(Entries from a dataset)
=====
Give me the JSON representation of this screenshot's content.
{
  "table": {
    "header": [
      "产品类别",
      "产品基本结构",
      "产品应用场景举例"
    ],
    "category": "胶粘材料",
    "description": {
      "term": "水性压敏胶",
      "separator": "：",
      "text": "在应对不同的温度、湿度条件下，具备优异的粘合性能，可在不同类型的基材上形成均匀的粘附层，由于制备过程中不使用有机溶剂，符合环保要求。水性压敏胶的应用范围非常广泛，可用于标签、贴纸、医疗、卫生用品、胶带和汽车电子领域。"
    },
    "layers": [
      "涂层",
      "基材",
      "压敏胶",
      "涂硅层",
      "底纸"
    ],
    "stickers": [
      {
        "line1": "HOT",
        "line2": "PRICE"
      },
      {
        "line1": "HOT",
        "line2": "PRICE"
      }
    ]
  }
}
=====
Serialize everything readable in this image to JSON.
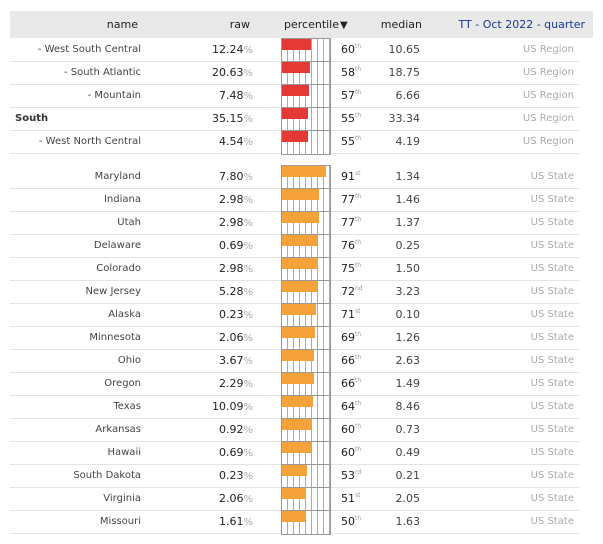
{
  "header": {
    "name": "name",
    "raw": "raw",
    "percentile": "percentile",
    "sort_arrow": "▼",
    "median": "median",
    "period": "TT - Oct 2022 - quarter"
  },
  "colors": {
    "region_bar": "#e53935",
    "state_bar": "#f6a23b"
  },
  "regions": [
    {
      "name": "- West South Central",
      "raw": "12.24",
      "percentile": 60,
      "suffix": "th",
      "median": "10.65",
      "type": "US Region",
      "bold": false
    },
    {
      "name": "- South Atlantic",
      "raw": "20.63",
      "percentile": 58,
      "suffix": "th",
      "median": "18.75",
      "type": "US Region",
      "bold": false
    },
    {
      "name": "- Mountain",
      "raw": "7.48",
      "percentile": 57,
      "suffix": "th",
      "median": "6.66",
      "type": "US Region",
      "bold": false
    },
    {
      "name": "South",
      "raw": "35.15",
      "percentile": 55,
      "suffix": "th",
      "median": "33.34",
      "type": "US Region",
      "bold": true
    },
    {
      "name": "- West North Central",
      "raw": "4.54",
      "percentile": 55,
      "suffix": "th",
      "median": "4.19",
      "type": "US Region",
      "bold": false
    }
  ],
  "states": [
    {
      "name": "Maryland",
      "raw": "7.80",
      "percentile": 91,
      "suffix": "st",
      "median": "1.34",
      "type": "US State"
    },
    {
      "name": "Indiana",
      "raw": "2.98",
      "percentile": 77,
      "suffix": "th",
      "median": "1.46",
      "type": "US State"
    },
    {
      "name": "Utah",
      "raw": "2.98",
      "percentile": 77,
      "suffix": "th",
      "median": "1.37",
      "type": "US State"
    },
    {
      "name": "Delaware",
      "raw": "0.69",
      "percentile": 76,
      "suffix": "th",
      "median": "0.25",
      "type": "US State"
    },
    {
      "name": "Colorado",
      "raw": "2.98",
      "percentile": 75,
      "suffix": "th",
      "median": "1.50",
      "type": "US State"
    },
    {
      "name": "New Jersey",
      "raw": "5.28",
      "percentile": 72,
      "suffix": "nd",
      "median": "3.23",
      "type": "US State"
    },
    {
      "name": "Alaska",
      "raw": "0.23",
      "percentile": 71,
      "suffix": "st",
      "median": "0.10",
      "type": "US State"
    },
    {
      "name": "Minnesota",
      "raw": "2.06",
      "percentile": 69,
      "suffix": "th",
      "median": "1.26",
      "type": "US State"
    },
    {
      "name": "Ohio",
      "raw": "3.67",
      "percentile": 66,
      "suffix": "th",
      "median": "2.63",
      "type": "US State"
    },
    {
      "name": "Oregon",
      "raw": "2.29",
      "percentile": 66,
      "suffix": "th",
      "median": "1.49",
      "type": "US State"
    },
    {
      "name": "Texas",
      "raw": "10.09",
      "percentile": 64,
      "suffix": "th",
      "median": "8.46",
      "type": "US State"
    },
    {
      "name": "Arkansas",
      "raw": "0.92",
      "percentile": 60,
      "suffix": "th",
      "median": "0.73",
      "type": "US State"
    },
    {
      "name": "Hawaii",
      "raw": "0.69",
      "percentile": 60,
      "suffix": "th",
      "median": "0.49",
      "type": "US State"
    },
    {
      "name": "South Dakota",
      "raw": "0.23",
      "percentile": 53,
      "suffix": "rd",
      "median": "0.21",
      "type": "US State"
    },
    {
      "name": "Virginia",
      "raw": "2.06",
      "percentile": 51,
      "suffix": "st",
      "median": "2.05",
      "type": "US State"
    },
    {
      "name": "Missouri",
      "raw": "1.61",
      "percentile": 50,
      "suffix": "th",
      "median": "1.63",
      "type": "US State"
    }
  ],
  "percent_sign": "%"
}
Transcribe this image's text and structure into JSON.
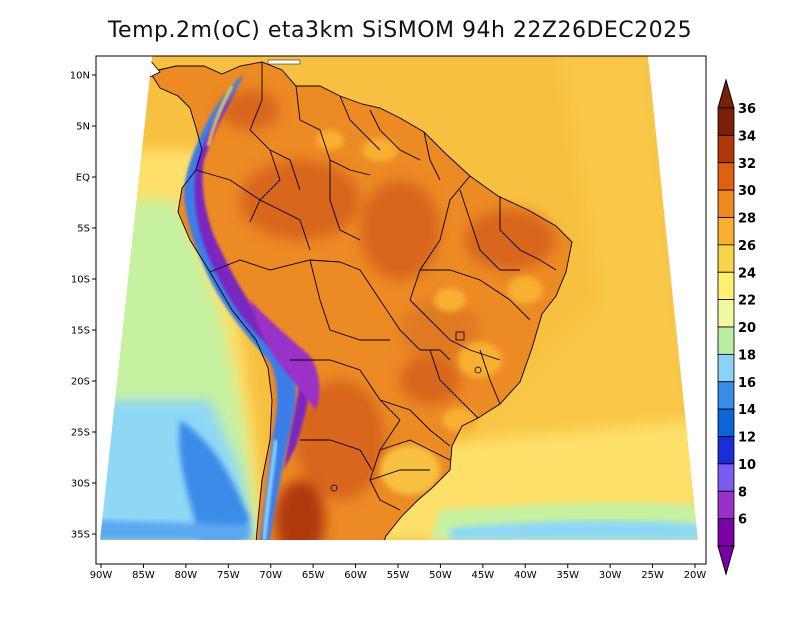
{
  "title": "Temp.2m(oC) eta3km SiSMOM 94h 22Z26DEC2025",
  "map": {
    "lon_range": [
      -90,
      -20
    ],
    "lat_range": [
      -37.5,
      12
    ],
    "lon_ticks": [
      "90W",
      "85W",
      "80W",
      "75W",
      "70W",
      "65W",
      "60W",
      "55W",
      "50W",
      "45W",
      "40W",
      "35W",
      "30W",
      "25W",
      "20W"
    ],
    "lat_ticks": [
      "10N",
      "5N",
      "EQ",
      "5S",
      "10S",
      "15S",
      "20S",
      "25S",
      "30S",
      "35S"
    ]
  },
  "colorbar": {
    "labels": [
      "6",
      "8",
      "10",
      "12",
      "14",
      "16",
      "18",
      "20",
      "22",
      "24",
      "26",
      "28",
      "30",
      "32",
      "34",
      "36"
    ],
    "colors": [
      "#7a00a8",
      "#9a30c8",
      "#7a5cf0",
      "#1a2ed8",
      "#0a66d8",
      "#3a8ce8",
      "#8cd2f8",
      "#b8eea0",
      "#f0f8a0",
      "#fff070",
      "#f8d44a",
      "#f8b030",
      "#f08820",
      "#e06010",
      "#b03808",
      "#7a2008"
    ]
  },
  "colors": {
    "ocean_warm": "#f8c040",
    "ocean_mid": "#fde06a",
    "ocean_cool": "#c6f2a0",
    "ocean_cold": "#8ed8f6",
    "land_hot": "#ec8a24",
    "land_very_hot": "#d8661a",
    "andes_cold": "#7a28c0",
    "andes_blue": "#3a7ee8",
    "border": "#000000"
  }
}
=====
What this task involves: The word "JSON" may turn up on some lines of these records; say how many, with no other words.

Task result: 3